§ **TO DO**
Return all lines from the listing below in which the string "الدين" occurs.

§ **MATERIAL SHOWN**
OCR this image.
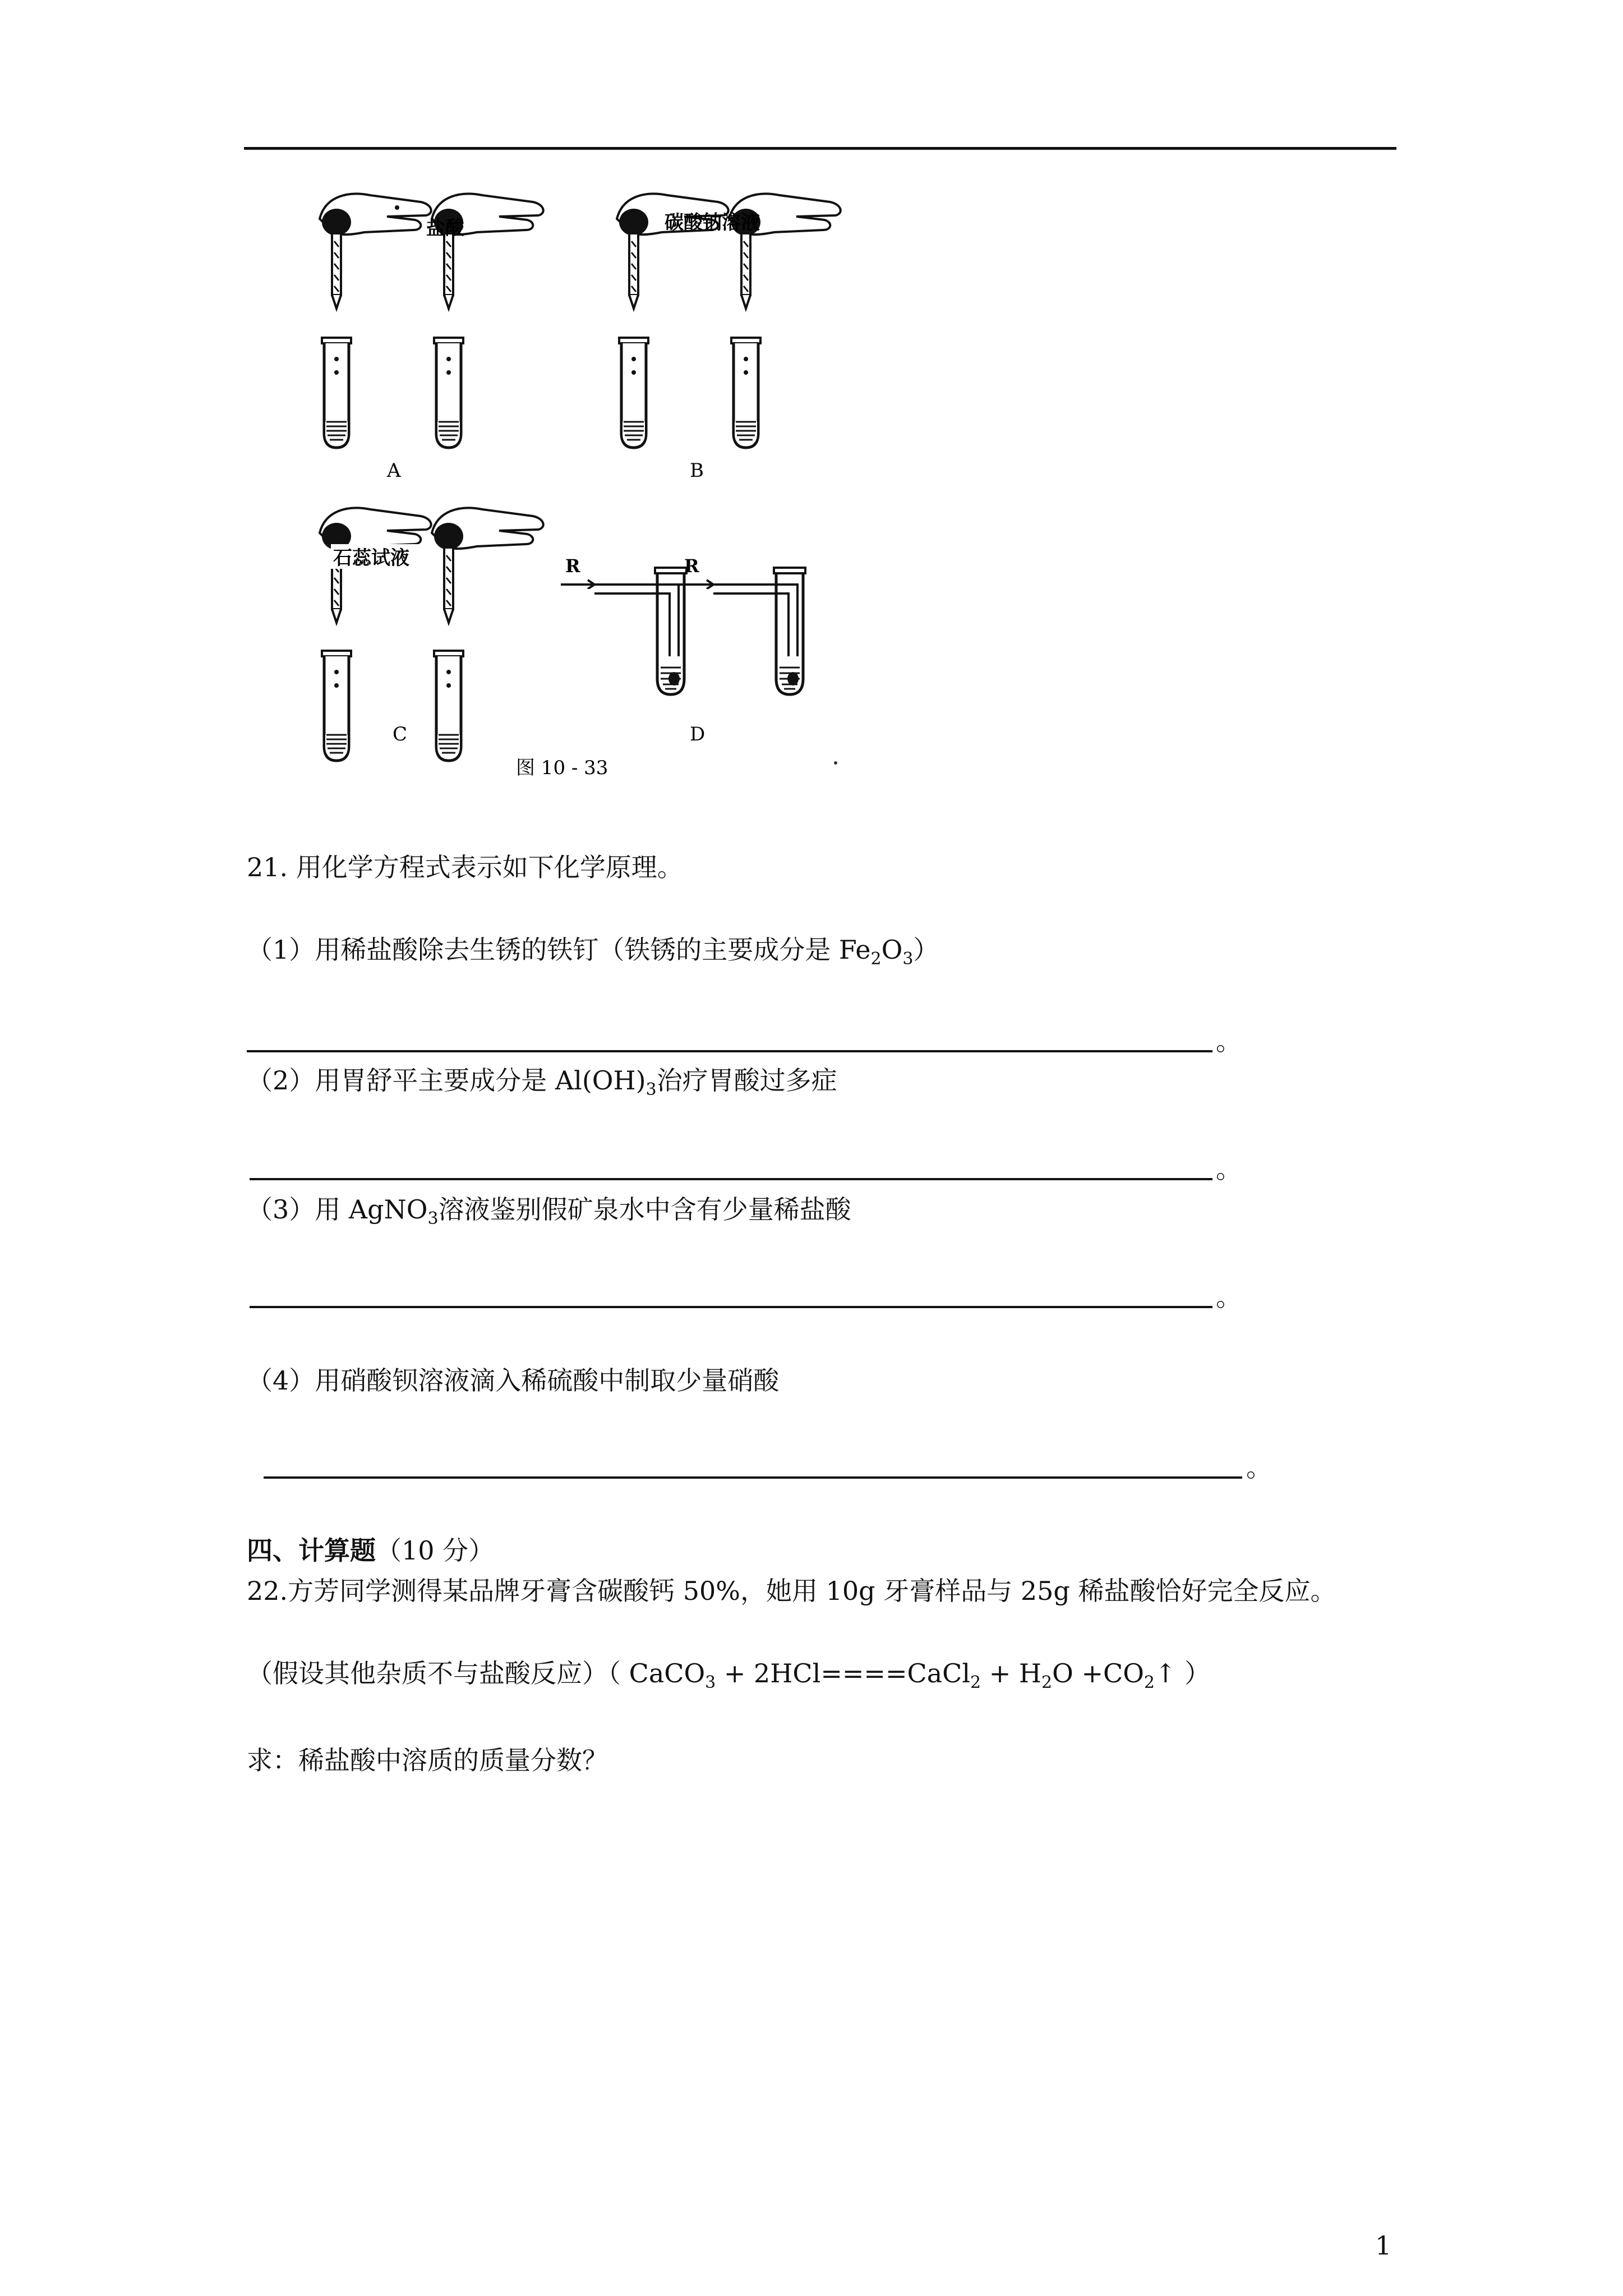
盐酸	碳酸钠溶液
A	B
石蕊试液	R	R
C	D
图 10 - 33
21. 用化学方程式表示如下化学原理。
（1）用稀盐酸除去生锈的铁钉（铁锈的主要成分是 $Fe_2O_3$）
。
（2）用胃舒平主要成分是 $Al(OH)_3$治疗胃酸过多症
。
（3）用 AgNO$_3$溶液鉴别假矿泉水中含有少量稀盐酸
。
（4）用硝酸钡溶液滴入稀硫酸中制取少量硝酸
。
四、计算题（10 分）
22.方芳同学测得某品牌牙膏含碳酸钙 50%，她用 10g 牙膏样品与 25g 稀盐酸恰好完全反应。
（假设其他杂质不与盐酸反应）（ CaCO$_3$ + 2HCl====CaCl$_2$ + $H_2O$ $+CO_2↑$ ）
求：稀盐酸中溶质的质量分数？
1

...

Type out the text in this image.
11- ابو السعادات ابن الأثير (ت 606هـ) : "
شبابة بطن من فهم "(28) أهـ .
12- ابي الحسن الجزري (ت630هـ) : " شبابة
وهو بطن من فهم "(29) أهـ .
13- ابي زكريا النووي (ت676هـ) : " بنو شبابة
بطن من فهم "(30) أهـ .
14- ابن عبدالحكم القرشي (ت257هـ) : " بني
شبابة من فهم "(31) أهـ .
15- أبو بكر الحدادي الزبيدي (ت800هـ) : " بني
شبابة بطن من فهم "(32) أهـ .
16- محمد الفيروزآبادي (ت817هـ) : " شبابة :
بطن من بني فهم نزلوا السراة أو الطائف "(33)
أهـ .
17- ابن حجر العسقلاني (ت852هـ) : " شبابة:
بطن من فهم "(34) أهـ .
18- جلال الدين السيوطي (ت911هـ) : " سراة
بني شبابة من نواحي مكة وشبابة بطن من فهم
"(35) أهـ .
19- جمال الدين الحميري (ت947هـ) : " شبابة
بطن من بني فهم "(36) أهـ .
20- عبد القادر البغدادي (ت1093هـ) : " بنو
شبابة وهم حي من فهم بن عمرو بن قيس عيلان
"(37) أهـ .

§ **TASK RESPONSE**
18- جلال الدين السيوطي (ت911هـ) : " سراة
19- جمال الدين الحميري (ت947هـ) : " شبابة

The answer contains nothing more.